* START *
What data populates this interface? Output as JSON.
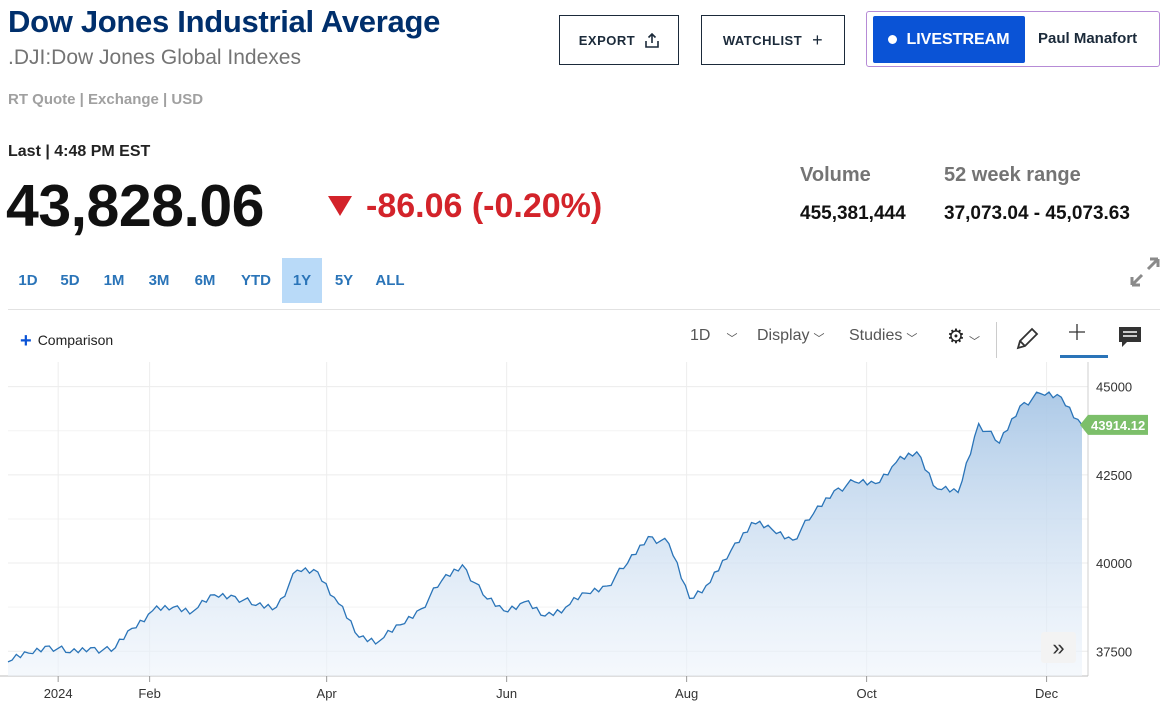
{
  "header": {
    "title": "Dow Jones Industrial Average",
    "subtitle": ".DJI:Dow Jones Global Indexes",
    "quote_meta": "RT Quote | Exchange | USD"
  },
  "actions": {
    "export_label": "EXPORT",
    "watchlist_label": "WATCHLIST",
    "livestream_label": "LIVESTREAM",
    "user_name": "Paul Manafort"
  },
  "quote": {
    "last_label": "Last | 4:48 PM EST",
    "price": "43,828.06",
    "change": "-86.06 (-0.20%)",
    "change_color": "#d3232a"
  },
  "stats": {
    "volume_label": "Volume",
    "volume_value": "455,381,444",
    "range_label": "52 week range",
    "range_value": "37,073.04 - 45,073.63"
  },
  "ranges": [
    {
      "label": "1D",
      "active": false
    },
    {
      "label": "5D",
      "active": false
    },
    {
      "label": "1M",
      "active": false
    },
    {
      "label": "3M",
      "active": false
    },
    {
      "label": "6M",
      "active": false
    },
    {
      "label": "YTD",
      "active": false
    },
    {
      "label": "1Y",
      "active": true
    },
    {
      "label": "5Y",
      "active": false
    },
    {
      "label": "ALL",
      "active": false
    }
  ],
  "toolbar": {
    "comparison_label": "Comparison",
    "interval_label": "1D",
    "display_label": "Display",
    "studies_label": "Studies",
    "icons": [
      "gear-icon",
      "pencil-icon",
      "crosshair-icon",
      "comment-icon",
      "expand-icon",
      "double-chevron-right-icon"
    ]
  },
  "chart_data": {
    "type": "area",
    "line_color": "#2a74b8",
    "fill_color": "#a9c7e6",
    "last_value_label": "43914.12",
    "last_value_color": "#7cbf6a",
    "ylim": [
      36800,
      45300
    ],
    "y_ticks": [
      "45000",
      "42500",
      "40000",
      "37500"
    ],
    "x_ticks": [
      "2024",
      "Feb",
      "Apr",
      "Jun",
      "Aug",
      "Oct",
      "Dec"
    ],
    "grid": true,
    "x": [
      "2023-12-15",
      "2023-12-22",
      "2023-12-29",
      "2024-01-05",
      "2024-01-12",
      "2024-01-19",
      "2024-01-26",
      "2024-02-02",
      "2024-02-09",
      "2024-02-16",
      "2024-02-23",
      "2024-03-01",
      "2024-03-08",
      "2024-03-15",
      "2024-03-22",
      "2024-03-29",
      "2024-04-05",
      "2024-04-12",
      "2024-04-19",
      "2024-04-26",
      "2024-05-03",
      "2024-05-10",
      "2024-05-17",
      "2024-05-24",
      "2024-05-31",
      "2024-06-07",
      "2024-06-14",
      "2024-06-21",
      "2024-06-28",
      "2024-07-05",
      "2024-07-12",
      "2024-07-19",
      "2024-07-26",
      "2024-08-02",
      "2024-08-09",
      "2024-08-16",
      "2024-08-23",
      "2024-08-30",
      "2024-09-06",
      "2024-09-13",
      "2024-09-20",
      "2024-09-27",
      "2024-10-04",
      "2024-10-11",
      "2024-10-18",
      "2024-10-25",
      "2024-11-01",
      "2024-11-08",
      "2024-11-15",
      "2024-11-22",
      "2024-11-29",
      "2024-12-06",
      "2024-12-13"
    ],
    "values": [
      37200,
      37450,
      37650,
      37460,
      37600,
      37500,
      38150,
      38650,
      38750,
      38650,
      39100,
      39050,
      38800,
      38750,
      39800,
      39750,
      38850,
      37900,
      37800,
      38250,
      38700,
      39500,
      39950,
      39100,
      38650,
      38900,
      38500,
      38750,
      39150,
      39350,
      40000,
      40750,
      40550,
      39000,
      39450,
      40350,
      41150,
      40950,
      40650,
      41400,
      42050,
      42300,
      42250,
      42850,
      43150,
      42100,
      42000,
      43950,
      43400,
      44450,
      44800,
      44700,
      43914
    ]
  }
}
* END *
Can you restate all the records above word for word while dropping the pictures?

THE SOLUTION ::
What data populates this interface? Output as JSON.
{
  "header": {
    "title": "Dow Jones Industrial Average",
    "subtitle": ".DJI:Dow Jones Global Indexes",
    "quote_meta": "RT Quote | Exchange | USD"
  },
  "actions": {
    "export_label": "EXPORT",
    "watchlist_label": "WATCHLIST",
    "livestream_label": "LIVESTREAM",
    "user_name": "Paul Manafort"
  },
  "quote": {
    "last_label": "Last | 4:48 PM EST",
    "price": "43,828.06",
    "change": "-86.06 (-0.20%)",
    "change_color": "#d3232a"
  },
  "stats": {
    "volume_label": "Volume",
    "volume_value": "455,381,444",
    "range_label": "52 week range",
    "range_value": "37,073.04 - 45,073.63"
  },
  "ranges": [
    {
      "label": "1D",
      "active": false
    },
    {
      "label": "5D",
      "active": false
    },
    {
      "label": "1M",
      "active": false
    },
    {
      "label": "3M",
      "active": false
    },
    {
      "label": "6M",
      "active": false
    },
    {
      "label": "YTD",
      "active": false
    },
    {
      "label": "1Y",
      "active": true
    },
    {
      "label": "5Y",
      "active": false
    },
    {
      "label": "ALL",
      "active": false
    }
  ],
  "toolbar": {
    "comparison_label": "Comparison",
    "interval_label": "1D",
    "display_label": "Display",
    "studies_label": "Studies",
    "icons": [
      "gear-icon",
      "pencil-icon",
      "crosshair-icon",
      "comment-icon",
      "expand-icon",
      "double-chevron-right-icon"
    ]
  },
  "chart_data": {
    "type": "area",
    "line_color": "#2a74b8",
    "fill_color": "#a9c7e6",
    "last_value_label": "43914.12",
    "last_value_color": "#7cbf6a",
    "ylim": [
      36800,
      45300
    ],
    "y_ticks": [
      "45000",
      "42500",
      "40000",
      "37500"
    ],
    "x_ticks": [
      "2024",
      "Feb",
      "Apr",
      "Jun",
      "Aug",
      "Oct",
      "Dec"
    ],
    "grid": true,
    "x": [
      "2023-12-15",
      "2023-12-22",
      "2023-12-29",
      "2024-01-05",
      "2024-01-12",
      "2024-01-19",
      "2024-01-26",
      "2024-02-02",
      "2024-02-09",
      "2024-02-16",
      "2024-02-23",
      "2024-03-01",
      "2024-03-08",
      "2024-03-15",
      "2024-03-22",
      "2024-03-29",
      "2024-04-05",
      "2024-04-12",
      "2024-04-19",
      "2024-04-26",
      "2024-05-03",
      "2024-05-10",
      "2024-05-17",
      "2024-05-24",
      "2024-05-31",
      "2024-06-07",
      "2024-06-14",
      "2024-06-21",
      "2024-06-28",
      "2024-07-05",
      "2024-07-12",
      "2024-07-19",
      "2024-07-26",
      "2024-08-02",
      "2024-08-09",
      "2024-08-16",
      "2024-08-23",
      "2024-08-30",
      "2024-09-06",
      "2024-09-13",
      "2024-09-20",
      "2024-09-27",
      "2024-10-04",
      "2024-10-11",
      "2024-10-18",
      "2024-10-25",
      "2024-11-01",
      "2024-11-08",
      "2024-11-15",
      "2024-11-22",
      "2024-11-29",
      "2024-12-06",
      "2024-12-13"
    ],
    "values": [
      37200,
      37450,
      37650,
      37460,
      37600,
      37500,
      38150,
      38650,
      38750,
      38650,
      39100,
      39050,
      38800,
      38750,
      39800,
      39750,
      38850,
      37900,
      37800,
      38250,
      38700,
      39500,
      39950,
      39100,
      38650,
      38900,
      38500,
      38750,
      39150,
      39350,
      40000,
      40750,
      40550,
      39000,
      39450,
      40350,
      41150,
      40950,
      40650,
      41400,
      42050,
      42300,
      42250,
      42850,
      43150,
      42100,
      42000,
      43950,
      43400,
      44450,
      44800,
      44700,
      43914
    ]
  }
}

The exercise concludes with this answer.